[Data entries]
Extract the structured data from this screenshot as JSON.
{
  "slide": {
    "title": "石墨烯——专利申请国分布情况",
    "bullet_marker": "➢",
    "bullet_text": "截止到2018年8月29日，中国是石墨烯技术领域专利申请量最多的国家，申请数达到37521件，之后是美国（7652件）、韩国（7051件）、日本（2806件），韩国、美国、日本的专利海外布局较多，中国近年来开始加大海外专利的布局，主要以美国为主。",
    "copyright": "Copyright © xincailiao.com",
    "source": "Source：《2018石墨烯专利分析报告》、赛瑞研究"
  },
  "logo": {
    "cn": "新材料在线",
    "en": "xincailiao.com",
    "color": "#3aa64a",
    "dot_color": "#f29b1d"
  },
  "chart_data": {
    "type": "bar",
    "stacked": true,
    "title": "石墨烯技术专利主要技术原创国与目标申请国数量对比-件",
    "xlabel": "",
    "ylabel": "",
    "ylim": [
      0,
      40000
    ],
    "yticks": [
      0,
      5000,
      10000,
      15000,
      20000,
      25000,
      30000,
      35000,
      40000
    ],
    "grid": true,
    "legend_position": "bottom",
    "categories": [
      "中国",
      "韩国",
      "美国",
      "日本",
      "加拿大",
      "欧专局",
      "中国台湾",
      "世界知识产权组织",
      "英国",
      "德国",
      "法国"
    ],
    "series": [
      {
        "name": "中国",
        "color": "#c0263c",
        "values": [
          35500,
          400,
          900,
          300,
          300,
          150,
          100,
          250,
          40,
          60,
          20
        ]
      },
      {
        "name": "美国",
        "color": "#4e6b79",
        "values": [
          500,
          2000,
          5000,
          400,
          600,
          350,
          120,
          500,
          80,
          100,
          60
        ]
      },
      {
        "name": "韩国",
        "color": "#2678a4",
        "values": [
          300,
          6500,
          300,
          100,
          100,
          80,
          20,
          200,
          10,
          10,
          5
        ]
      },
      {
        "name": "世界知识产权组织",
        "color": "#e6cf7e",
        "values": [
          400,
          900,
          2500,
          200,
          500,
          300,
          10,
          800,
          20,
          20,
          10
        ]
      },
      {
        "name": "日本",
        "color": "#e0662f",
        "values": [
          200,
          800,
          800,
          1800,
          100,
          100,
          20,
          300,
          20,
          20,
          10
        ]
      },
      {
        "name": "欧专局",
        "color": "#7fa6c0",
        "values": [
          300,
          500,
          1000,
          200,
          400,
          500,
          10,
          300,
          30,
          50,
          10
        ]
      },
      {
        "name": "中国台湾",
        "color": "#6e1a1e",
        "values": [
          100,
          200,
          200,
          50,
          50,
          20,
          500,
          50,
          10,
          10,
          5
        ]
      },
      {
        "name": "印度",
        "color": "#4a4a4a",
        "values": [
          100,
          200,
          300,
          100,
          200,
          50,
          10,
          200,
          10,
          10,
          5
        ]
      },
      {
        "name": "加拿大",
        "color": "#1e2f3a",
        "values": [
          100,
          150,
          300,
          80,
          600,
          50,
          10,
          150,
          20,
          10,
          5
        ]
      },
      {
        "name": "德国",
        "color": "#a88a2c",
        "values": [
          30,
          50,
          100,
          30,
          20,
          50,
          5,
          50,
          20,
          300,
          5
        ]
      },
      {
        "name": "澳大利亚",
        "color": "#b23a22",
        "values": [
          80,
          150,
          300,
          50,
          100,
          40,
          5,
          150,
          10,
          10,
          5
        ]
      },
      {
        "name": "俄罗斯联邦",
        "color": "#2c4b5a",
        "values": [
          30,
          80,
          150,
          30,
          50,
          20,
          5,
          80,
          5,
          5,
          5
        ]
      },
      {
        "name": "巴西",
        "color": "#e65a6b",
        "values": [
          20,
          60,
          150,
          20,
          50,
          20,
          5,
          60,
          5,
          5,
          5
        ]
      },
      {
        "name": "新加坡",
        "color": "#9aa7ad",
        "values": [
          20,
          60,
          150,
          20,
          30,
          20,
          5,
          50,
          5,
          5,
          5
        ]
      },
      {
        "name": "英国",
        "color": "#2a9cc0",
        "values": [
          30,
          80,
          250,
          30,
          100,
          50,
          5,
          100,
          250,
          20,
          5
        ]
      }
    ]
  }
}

▸ What you will do:
All lines that include "xincailiao" are to be gathered and copied.

▸ Written answer:
    "copyright": "Copyright © xincailiao.com",
    "en": "xincailiao.com",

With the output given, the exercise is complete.